Exercise material:
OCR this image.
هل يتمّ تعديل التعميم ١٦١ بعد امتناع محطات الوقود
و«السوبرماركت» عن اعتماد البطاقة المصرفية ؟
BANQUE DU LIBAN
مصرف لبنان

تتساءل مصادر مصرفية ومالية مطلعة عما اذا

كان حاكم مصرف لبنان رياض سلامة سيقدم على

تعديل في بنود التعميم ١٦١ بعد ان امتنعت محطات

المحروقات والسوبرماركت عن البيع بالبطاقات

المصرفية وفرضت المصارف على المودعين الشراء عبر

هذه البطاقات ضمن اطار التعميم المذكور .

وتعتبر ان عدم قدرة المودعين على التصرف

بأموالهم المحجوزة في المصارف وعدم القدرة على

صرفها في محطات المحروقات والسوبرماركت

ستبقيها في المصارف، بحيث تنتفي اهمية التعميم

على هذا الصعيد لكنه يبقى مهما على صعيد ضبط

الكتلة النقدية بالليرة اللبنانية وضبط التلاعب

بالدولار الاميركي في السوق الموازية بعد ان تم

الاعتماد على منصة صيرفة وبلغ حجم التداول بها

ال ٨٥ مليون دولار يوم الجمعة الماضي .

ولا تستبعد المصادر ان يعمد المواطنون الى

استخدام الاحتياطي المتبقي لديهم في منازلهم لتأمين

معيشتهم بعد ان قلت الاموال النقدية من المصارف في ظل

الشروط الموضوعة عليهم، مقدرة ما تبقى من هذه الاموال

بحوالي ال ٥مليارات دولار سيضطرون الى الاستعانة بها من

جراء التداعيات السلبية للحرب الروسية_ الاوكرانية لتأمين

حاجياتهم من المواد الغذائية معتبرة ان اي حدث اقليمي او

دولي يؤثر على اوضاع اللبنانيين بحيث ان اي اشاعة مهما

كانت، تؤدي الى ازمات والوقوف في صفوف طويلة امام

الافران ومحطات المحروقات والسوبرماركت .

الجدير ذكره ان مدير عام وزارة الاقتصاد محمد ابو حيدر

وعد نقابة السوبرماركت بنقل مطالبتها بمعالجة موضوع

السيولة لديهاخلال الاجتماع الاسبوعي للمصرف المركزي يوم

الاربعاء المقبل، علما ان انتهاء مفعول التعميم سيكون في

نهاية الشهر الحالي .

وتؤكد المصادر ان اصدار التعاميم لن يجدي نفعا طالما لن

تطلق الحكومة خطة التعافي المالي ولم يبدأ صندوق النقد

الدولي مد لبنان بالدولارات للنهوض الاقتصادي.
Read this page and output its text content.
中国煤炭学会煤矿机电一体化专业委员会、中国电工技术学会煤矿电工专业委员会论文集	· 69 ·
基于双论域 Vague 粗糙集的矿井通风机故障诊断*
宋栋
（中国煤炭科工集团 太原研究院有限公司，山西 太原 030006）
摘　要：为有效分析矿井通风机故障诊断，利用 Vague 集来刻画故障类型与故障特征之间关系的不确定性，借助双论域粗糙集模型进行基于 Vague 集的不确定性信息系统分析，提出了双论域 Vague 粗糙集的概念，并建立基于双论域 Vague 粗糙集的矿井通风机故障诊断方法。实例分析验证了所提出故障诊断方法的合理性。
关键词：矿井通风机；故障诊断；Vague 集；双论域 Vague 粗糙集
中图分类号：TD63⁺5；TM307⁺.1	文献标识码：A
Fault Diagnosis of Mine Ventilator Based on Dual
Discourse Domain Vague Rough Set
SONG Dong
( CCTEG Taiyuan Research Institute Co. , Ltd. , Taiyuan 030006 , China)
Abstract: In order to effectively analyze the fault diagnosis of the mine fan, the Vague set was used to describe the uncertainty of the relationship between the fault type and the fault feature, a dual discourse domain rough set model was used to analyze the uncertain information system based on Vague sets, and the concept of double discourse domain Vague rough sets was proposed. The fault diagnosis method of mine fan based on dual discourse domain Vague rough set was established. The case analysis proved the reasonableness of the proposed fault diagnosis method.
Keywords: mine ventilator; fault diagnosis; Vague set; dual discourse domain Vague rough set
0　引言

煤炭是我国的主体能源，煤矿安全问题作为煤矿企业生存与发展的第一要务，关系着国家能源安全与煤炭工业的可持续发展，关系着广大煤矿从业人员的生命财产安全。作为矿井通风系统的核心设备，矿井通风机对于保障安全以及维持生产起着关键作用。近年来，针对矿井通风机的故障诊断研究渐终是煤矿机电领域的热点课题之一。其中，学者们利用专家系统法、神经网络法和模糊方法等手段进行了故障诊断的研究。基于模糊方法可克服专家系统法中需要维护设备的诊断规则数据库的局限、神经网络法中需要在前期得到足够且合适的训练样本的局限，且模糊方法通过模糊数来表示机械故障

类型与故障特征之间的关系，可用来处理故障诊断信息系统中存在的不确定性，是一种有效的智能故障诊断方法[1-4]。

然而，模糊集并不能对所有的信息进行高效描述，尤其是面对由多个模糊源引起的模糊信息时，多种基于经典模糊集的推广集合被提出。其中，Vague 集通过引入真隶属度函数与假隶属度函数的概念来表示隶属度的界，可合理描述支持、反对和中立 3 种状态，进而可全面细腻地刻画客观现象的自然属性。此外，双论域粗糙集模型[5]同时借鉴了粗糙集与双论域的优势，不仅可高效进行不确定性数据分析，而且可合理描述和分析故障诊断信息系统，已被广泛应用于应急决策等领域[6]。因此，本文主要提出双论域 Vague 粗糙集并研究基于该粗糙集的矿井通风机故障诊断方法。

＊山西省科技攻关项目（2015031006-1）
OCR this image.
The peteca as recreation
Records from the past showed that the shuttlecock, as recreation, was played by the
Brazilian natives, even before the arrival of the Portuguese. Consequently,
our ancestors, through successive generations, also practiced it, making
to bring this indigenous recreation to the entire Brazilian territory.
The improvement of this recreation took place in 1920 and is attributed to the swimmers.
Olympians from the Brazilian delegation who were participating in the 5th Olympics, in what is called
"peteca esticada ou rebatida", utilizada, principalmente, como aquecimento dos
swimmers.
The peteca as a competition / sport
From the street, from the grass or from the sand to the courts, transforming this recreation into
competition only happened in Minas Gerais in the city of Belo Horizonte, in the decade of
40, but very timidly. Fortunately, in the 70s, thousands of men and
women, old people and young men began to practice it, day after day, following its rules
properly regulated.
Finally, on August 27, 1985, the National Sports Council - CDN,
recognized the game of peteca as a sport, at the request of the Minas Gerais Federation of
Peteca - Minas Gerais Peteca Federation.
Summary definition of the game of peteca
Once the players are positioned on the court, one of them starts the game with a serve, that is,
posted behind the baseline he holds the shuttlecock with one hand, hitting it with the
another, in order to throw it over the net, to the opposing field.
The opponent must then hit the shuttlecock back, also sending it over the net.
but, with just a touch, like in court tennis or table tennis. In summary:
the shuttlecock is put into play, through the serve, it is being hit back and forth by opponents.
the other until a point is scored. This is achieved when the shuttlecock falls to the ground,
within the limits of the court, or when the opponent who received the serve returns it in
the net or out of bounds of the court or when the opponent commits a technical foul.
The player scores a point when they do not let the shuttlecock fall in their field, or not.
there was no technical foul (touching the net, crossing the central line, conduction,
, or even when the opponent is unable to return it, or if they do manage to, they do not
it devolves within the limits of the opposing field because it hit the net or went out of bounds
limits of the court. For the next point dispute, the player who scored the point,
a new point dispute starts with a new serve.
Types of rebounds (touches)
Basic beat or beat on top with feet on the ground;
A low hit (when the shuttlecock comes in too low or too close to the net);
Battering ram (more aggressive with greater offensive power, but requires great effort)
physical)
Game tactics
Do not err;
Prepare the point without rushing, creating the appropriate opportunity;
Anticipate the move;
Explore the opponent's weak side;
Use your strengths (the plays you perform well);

Your objective: Copy out every line of the listing that contains the string "Federation".

Expected answer:
recognized the game of peteca as a sport, at the request of the Minas Gerais Federation of
Peteca - Minas Gerais Peteca Federation.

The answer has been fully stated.